# WHAT IS BEING ASKED
Retype all of the data. Every line must match exactly.

####

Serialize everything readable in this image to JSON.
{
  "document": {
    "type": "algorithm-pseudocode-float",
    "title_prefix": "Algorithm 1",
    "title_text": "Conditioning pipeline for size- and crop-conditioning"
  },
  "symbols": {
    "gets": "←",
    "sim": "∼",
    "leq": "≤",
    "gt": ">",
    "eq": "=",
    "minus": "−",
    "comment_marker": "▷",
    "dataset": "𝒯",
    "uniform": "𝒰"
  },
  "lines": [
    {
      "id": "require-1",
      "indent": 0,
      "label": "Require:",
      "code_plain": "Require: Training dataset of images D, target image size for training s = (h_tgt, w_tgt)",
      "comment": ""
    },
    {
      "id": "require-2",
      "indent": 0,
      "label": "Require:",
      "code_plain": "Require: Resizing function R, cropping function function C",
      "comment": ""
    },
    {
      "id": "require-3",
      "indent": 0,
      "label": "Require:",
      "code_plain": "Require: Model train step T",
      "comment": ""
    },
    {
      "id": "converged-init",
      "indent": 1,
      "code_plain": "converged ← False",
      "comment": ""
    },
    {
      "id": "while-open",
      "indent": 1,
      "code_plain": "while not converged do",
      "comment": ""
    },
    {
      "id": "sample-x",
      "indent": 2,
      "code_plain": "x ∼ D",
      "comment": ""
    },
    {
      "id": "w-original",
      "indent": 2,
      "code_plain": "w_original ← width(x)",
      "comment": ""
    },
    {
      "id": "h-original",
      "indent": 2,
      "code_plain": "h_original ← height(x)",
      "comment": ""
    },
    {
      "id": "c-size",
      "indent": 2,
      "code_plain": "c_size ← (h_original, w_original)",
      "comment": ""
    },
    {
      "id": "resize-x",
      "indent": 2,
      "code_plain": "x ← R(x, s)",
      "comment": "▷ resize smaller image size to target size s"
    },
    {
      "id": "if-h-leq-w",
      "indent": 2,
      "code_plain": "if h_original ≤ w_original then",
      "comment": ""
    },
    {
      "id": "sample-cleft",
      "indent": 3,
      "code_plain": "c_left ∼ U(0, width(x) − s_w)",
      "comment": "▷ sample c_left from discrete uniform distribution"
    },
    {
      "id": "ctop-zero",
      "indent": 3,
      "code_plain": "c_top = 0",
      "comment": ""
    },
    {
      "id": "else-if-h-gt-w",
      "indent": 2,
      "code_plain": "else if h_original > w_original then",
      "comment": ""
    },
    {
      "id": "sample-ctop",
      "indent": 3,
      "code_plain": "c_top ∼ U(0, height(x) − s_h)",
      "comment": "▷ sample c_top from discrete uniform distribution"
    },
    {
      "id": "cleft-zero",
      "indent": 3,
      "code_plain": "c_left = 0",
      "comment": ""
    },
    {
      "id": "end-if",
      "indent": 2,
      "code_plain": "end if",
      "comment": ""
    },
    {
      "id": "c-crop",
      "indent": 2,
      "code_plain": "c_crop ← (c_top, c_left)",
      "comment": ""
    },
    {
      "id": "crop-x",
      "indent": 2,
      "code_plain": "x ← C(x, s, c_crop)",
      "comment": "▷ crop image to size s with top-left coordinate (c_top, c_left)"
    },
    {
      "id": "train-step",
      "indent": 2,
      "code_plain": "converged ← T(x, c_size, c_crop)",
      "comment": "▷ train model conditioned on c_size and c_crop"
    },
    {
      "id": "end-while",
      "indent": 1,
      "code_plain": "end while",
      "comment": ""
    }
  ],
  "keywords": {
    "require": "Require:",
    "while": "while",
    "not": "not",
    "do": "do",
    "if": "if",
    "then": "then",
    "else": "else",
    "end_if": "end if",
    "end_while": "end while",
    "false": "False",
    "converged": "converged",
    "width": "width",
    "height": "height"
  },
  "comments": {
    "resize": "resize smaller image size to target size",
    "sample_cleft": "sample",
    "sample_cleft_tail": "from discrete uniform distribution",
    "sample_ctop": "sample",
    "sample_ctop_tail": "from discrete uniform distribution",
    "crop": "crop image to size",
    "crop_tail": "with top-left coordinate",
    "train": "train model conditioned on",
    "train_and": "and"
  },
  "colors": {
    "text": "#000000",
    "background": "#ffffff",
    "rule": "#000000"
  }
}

####

# RESULT OF THIS TASK
Serialize everything readable in this image to JSON.
{
  "document": {
    "type": "algorithm-pseudocode-float",
    "title_prefix": "Algorithm 1",
    "title_text": "Conditioning pipeline for size- and crop-conditioning"
  },
  "symbols": {
    "gets": "←",
    "sim": "∼",
    "leq": "≤",
    "gt": ">",
    "eq": "=",
    "minus": "−",
    "comment_marker": "▷",
    "dataset": "𝒯",
    "uniform": "𝒰"
  },
  "lines": [
    {
      "id": "require-1",
      "indent": 0,
      "label": "Require:",
      "code_plain": "Require: Training dataset of images D, target image size for training s = (h_tgt, w_tgt)",
      "comment": ""
    },
    {
      "id": "require-2",
      "indent": 0,
      "label": "Require:",
      "code_plain": "Require: Resizing function R, cropping function function C",
      "comment": ""
    },
    {
      "id": "require-3",
      "indent": 0,
      "label": "Require:",
      "code_plain": "Require: Model train step T",
      "comment": ""
    },
    {
      "id": "converged-init",
      "indent": 1,
      "code_plain": "converged ← False",
      "comment": ""
    },
    {
      "id": "while-open",
      "indent": 1,
      "code_plain": "while not converged do",
      "comment": ""
    },
    {
      "id": "sample-x",
      "indent": 2,
      "code_plain": "x ∼ D",
      "comment": ""
    },
    {
      "id": "w-original",
      "indent": 2,
      "code_plain": "w_original ← width(x)",
      "comment": ""
    },
    {
      "id": "h-original",
      "indent": 2,
      "code_plain": "h_original ← height(x)",
      "comment": ""
    },
    {
      "id": "c-size",
      "indent": 2,
      "code_plain": "c_size ← (h_original, w_original)",
      "comment": ""
    },
    {
      "id": "resize-x",
      "indent": 2,
      "code_plain": "x ← R(x, s)",
      "comment": "▷ resize smaller image size to target size s"
    },
    {
      "id": "if-h-leq-w",
      "indent": 2,
      "code_plain": "if h_original ≤ w_original then",
      "comment": ""
    },
    {
      "id": "sample-cleft",
      "indent": 3,
      "code_plain": "c_left ∼ U(0, width(x) − s_w)",
      "comment": "▷ sample c_left from discrete uniform distribution"
    },
    {
      "id": "ctop-zero",
      "indent": 3,
      "code_plain": "c_top = 0",
      "comment": ""
    },
    {
      "id": "else-if-h-gt-w",
      "indent": 2,
      "code_plain": "else if h_original > w_original then",
      "comment": ""
    },
    {
      "id": "sample-ctop",
      "indent": 3,
      "code_plain": "c_top ∼ U(0, height(x) − s_h)",
      "comment": "▷ sample c_top from discrete uniform distribution"
    },
    {
      "id": "cleft-zero",
      "indent": 3,
      "code_plain": "c_left = 0",
      "comment": ""
    },
    {
      "id": "end-if",
      "indent": 2,
      "code_plain": "end if",
      "comment": ""
    },
    {
      "id": "c-crop",
      "indent": 2,
      "code_plain": "c_crop ← (c_top, c_left)",
      "comment": ""
    },
    {
      "id": "crop-x",
      "indent": 2,
      "code_plain": "x ← C(x, s, c_crop)",
      "comment": "▷ crop image to size s with top-left coordinate (c_top, c_left)"
    },
    {
      "id": "train-step",
      "indent": 2,
      "code_plain": "converged ← T(x, c_size, c_crop)",
      "comment": "▷ train model conditioned on c_size and c_crop"
    },
    {
      "id": "end-while",
      "indent": 1,
      "code_plain": "end while",
      "comment": ""
    }
  ],
  "keywords": {
    "require": "Require:",
    "while": "while",
    "not": "not",
    "do": "do",
    "if": "if",
    "then": "then",
    "else": "else",
    "end_if": "end if",
    "end_while": "end while",
    "false": "False",
    "converged": "converged",
    "width": "width",
    "height": "height"
  },
  "comments": {
    "resize": "resize smaller image size to target size",
    "sample_cleft": "sample",
    "sample_cleft_tail": "from discrete uniform distribution",
    "sample_ctop": "sample",
    "sample_ctop_tail": "from discrete uniform distribution",
    "crop": "crop image to size",
    "crop_tail": "with top-left coordinate",
    "train": "train model conditioned on",
    "train_and": "and"
  },
  "colors": {
    "text": "#000000",
    "background": "#ffffff",
    "rule": "#000000"
  }
}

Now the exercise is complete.